● **SOURCE MATERIAL**
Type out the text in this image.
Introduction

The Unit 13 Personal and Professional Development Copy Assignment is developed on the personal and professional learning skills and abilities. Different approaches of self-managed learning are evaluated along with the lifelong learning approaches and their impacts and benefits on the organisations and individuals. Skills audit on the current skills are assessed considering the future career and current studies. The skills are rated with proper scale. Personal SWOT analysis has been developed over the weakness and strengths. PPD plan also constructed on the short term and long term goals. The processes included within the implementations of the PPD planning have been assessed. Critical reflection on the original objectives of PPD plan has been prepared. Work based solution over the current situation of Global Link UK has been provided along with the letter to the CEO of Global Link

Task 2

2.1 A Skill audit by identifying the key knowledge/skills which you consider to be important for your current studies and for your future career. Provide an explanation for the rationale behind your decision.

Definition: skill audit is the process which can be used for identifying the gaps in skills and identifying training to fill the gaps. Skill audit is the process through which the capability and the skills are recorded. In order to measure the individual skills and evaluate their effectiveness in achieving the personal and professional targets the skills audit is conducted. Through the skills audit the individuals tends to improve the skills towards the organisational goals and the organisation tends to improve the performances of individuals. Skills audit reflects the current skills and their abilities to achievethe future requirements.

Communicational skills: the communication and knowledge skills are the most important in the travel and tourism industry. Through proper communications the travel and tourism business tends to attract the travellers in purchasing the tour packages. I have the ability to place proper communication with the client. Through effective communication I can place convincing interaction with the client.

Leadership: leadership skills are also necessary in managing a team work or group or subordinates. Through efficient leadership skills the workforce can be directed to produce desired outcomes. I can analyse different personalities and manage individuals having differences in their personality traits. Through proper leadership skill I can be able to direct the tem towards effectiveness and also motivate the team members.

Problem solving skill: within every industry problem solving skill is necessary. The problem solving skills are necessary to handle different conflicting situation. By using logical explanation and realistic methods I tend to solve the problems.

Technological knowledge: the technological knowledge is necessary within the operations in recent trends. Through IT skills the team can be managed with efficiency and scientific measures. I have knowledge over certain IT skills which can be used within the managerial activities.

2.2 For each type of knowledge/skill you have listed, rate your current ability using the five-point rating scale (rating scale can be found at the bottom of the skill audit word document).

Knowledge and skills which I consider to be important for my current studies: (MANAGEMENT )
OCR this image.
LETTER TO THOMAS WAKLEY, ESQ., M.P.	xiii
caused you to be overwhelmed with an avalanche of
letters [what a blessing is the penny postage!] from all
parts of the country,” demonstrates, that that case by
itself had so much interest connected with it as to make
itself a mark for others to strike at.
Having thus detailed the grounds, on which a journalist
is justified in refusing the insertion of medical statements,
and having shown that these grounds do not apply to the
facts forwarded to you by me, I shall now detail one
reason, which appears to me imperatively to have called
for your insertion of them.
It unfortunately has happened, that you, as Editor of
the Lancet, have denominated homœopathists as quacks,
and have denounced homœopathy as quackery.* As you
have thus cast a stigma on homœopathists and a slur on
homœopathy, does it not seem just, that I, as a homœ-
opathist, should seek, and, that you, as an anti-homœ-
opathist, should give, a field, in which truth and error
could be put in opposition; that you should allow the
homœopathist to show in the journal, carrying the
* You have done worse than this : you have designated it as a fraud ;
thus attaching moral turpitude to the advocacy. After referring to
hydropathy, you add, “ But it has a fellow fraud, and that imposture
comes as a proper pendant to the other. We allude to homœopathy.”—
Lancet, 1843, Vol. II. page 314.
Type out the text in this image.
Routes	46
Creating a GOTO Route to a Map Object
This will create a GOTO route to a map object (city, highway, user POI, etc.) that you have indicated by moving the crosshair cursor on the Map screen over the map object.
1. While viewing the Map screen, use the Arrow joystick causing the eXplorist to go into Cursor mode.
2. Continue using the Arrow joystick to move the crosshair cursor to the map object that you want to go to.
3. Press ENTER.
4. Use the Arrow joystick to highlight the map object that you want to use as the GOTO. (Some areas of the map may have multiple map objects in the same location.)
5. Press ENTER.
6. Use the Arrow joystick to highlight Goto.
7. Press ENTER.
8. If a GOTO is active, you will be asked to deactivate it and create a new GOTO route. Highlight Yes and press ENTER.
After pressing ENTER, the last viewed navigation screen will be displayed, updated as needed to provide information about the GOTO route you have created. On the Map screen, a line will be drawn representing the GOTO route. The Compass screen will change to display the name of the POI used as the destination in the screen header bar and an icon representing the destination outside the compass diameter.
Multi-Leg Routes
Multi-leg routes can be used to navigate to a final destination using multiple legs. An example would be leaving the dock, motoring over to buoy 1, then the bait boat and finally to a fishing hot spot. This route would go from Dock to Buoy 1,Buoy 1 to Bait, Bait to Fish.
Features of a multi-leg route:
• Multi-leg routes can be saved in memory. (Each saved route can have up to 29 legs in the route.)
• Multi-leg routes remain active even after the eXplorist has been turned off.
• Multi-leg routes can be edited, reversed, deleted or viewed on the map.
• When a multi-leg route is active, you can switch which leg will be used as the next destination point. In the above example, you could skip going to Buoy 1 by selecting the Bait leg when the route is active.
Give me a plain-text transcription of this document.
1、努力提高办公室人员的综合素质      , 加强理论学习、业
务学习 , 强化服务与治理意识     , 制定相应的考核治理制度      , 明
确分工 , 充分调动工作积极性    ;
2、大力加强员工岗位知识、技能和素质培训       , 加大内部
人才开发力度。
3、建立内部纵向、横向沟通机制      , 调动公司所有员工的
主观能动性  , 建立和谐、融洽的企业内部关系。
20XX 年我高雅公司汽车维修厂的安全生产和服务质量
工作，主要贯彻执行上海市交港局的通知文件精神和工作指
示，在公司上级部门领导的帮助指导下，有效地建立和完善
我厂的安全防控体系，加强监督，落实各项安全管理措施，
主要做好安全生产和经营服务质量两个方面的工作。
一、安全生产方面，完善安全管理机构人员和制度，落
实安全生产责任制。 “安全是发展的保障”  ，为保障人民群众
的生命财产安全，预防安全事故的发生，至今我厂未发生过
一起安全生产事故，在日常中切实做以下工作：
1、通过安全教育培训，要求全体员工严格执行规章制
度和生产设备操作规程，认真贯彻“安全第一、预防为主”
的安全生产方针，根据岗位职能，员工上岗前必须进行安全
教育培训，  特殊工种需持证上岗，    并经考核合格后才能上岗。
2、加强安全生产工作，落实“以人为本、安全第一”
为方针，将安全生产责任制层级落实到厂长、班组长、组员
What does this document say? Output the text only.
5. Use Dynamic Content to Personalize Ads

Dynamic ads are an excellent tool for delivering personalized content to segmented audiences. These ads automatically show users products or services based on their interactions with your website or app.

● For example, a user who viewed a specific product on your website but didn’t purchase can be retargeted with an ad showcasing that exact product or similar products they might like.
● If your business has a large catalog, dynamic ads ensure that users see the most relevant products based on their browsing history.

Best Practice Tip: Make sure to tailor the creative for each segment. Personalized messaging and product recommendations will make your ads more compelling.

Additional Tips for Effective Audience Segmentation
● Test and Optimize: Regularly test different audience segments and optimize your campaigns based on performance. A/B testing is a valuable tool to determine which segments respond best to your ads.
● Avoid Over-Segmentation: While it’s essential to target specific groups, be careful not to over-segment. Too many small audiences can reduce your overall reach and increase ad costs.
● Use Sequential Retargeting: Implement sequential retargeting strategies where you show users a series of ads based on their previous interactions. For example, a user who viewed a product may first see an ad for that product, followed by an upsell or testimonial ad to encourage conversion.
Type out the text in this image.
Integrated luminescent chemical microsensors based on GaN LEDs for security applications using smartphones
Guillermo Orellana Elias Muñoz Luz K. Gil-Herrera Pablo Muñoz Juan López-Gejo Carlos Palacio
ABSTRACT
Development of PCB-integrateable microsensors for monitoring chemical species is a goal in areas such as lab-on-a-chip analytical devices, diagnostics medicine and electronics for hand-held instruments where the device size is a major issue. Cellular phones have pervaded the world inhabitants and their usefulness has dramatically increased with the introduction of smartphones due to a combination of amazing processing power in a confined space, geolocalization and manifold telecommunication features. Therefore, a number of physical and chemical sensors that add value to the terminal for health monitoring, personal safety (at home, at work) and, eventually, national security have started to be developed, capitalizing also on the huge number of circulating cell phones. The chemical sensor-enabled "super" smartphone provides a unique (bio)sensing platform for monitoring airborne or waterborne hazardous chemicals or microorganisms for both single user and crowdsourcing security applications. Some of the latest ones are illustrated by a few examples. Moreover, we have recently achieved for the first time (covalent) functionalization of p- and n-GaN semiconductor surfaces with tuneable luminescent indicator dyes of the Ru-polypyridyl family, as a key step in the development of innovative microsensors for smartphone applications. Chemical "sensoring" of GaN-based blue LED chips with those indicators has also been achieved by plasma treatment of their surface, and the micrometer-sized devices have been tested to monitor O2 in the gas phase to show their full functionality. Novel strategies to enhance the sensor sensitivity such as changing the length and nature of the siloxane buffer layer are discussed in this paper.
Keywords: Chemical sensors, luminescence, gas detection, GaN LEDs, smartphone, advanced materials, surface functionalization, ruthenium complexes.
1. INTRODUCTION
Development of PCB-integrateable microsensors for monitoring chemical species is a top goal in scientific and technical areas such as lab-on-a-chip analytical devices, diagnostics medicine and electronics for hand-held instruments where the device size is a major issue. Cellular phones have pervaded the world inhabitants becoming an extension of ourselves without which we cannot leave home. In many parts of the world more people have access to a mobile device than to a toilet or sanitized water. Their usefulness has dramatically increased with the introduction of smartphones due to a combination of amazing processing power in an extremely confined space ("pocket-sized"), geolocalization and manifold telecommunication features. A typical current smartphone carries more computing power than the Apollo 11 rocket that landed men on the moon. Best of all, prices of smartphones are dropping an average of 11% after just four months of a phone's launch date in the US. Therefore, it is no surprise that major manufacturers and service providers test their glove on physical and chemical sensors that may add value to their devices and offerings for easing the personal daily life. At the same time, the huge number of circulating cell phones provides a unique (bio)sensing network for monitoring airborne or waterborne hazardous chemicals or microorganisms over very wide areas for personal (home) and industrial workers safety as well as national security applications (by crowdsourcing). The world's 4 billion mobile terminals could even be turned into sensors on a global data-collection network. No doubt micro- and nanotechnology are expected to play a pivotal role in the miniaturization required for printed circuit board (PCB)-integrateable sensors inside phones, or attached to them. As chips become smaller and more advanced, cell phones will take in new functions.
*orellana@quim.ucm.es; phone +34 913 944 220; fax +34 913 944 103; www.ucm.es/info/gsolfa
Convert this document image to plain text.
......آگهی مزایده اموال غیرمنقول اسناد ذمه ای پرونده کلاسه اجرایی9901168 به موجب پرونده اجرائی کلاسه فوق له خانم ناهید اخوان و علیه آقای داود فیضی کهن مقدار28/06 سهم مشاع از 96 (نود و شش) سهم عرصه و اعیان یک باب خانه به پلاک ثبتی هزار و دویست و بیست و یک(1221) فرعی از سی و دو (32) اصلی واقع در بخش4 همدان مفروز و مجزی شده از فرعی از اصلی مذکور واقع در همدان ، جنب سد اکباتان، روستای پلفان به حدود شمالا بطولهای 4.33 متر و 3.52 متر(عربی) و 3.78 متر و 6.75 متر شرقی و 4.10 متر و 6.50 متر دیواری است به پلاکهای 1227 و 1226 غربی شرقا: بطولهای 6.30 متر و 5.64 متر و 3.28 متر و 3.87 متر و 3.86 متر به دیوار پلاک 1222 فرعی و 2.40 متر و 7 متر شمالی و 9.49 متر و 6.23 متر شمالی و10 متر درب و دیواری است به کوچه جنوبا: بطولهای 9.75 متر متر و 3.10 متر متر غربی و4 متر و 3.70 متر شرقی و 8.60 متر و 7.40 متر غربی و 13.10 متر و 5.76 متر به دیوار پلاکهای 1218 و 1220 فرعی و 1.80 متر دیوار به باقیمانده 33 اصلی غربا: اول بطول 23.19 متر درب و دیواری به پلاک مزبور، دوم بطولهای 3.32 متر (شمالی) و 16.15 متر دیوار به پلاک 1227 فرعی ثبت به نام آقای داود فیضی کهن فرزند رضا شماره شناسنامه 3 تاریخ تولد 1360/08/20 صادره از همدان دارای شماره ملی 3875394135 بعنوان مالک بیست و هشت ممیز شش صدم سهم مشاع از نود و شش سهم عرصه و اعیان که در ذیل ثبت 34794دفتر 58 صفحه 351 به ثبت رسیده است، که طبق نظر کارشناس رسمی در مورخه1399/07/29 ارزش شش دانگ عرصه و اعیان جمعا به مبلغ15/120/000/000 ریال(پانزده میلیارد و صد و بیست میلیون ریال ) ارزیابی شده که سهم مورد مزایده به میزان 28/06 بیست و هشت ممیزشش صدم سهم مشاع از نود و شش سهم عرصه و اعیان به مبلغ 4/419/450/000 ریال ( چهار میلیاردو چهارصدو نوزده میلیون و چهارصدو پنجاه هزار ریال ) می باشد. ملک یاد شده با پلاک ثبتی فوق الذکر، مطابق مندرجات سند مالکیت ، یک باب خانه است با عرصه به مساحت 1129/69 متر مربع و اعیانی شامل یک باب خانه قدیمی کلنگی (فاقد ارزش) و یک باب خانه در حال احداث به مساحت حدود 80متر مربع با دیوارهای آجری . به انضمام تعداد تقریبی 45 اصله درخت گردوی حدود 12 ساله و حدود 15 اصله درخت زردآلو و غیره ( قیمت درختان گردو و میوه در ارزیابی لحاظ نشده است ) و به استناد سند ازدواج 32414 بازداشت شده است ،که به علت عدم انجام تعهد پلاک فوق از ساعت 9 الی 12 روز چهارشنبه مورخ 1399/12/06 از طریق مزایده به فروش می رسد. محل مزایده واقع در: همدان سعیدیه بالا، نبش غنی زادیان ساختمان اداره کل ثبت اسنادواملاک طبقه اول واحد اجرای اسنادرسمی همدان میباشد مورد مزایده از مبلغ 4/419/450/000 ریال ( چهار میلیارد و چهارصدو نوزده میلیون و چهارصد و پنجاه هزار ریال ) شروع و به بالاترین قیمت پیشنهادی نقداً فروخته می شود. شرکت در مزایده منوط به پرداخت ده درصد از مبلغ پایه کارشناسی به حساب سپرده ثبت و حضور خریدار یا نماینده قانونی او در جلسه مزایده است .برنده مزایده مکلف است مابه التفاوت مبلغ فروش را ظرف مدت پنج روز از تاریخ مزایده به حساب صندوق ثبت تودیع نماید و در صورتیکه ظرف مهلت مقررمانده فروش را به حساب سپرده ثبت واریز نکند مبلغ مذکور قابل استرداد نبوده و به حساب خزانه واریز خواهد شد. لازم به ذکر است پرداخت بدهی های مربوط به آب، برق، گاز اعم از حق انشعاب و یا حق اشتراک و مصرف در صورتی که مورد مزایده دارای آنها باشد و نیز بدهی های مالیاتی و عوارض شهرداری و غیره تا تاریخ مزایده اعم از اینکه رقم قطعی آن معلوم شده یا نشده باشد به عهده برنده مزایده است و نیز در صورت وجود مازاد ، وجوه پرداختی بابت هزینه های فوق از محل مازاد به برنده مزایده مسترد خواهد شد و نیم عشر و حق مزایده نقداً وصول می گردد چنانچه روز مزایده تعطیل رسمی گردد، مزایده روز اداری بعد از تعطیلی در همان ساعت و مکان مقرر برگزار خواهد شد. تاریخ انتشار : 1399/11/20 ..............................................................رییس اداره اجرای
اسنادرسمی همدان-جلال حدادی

● **SHORT EXERCISE**
Filter the records above for "grounds" and copy every matching line.

● **EXERCISE SOLUTION**
Having thus detailed the grounds, on which a journalist
and having shown that these grounds do not apply to the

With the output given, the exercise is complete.